=== Do this ===
Reproduce the entries word for word, and omit any picture you find in them.

=== Dataset excerpts ===
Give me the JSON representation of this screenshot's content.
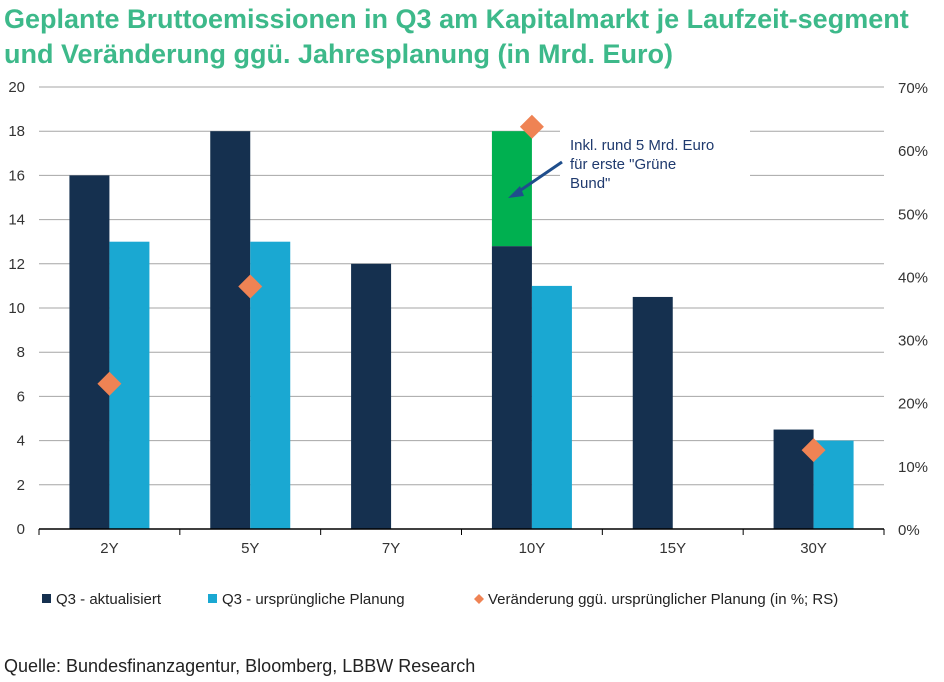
{
  "title": "Geplante Bruttoemissionen in Q3 am Kapitalmarkt je Laufzeit-segment und Veränderung ggü. Jahresplanung (in Mrd. Euro)",
  "source": "Quelle: Bundesfinanzagentur, Bloomberg, LBBW Research",
  "chart_data": {
    "type": "bar",
    "categories": [
      "2Y",
      "5Y",
      "7Y",
      "10Y",
      "15Y",
      "30Y"
    ],
    "series": [
      {
        "name": "Q3 - aktualisiert",
        "values": [
          16,
          18,
          12,
          12.8,
          10.5,
          4.5
        ],
        "color": "#15304f",
        "axis": "left"
      },
      {
        "name": "Grüne Bund (Zusatz)",
        "values": [
          0,
          0,
          0,
          5.2,
          0,
          0
        ],
        "color": "#00b050",
        "axis": "left",
        "stacked_on": "Q3 - aktualisiert"
      },
      {
        "name": "Q3  - ursprüngliche Planung",
        "values": [
          13,
          13,
          null,
          11,
          null,
          4
        ],
        "color": "#1aa8d2",
        "axis": "left"
      },
      {
        "name": "Veränderung ggü. ursprünglicher Planung (in %; RS)",
        "values": [
          23,
          38.4,
          null,
          63.7,
          null,
          12.5
        ],
        "color": "#ef8354",
        "axis": "right",
        "marker": "diamond"
      }
    ],
    "legend_entries": [
      "Q3 - aktualisiert",
      "Q3  - ursprüngliche Planung",
      "Veränderung ggü. ursprünglicher Planung (in %; RS)"
    ],
    "ylim": [
      0,
      20
    ],
    "yticks": [
      "0",
      "2",
      "4",
      "6",
      "8",
      "10",
      "12",
      "14",
      "16",
      "18",
      "20"
    ],
    "y2lim": [
      0,
      70
    ],
    "y2ticks": [
      "0%",
      "10%",
      "20%",
      "30%",
      "40%",
      "50%",
      "60%",
      "70%"
    ],
    "grid": true,
    "legend_position": "bottom",
    "annotation": [
      "Inkl. rund 5 Mrd. Euro",
      "für erste \"Grüne",
      "Bund\""
    ]
  }
}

=== Final result ===
Give me the JSON representation of this screenshot's content.
{
  "title": "Geplante Bruttoemissionen in Q3 am Kapitalmarkt je Laufzeit-segment und Veränderung ggü. Jahresplanung (in Mrd. Euro)",
  "source": "Quelle: Bundesfinanzagentur, Bloomberg, LBBW Research",
  "chart_data": {
    "type": "bar",
    "categories": [
      "2Y",
      "5Y",
      "7Y",
      "10Y",
      "15Y",
      "30Y"
    ],
    "series": [
      {
        "name": "Q3 - aktualisiert",
        "values": [
          16,
          18,
          12,
          12.8,
          10.5,
          4.5
        ],
        "color": "#15304f",
        "axis": "left"
      },
      {
        "name": "Grüne Bund (Zusatz)",
        "values": [
          0,
          0,
          0,
          5.2,
          0,
          0
        ],
        "color": "#00b050",
        "axis": "left",
        "stacked_on": "Q3 - aktualisiert"
      },
      {
        "name": "Q3  - ursprüngliche Planung",
        "values": [
          13,
          13,
          null,
          11,
          null,
          4
        ],
        "color": "#1aa8d2",
        "axis": "left"
      },
      {
        "name": "Veränderung ggü. ursprünglicher Planung (in %; RS)",
        "values": [
          23,
          38.4,
          null,
          63.7,
          null,
          12.5
        ],
        "color": "#ef8354",
        "axis": "right",
        "marker": "diamond"
      }
    ],
    "legend_entries": [
      "Q3 - aktualisiert",
      "Q3  - ursprüngliche Planung",
      "Veränderung ggü. ursprünglicher Planung (in %; RS)"
    ],
    "ylim": [
      0,
      20
    ],
    "yticks": [
      "0",
      "2",
      "4",
      "6",
      "8",
      "10",
      "12",
      "14",
      "16",
      "18",
      "20"
    ],
    "y2lim": [
      0,
      70
    ],
    "y2ticks": [
      "0%",
      "10%",
      "20%",
      "30%",
      "40%",
      "50%",
      "60%",
      "70%"
    ],
    "grid": true,
    "legend_position": "bottom",
    "annotation": [
      "Inkl. rund 5 Mrd. Euro",
      "für erste \"Grüne",
      "Bund\""
    ]
  }
}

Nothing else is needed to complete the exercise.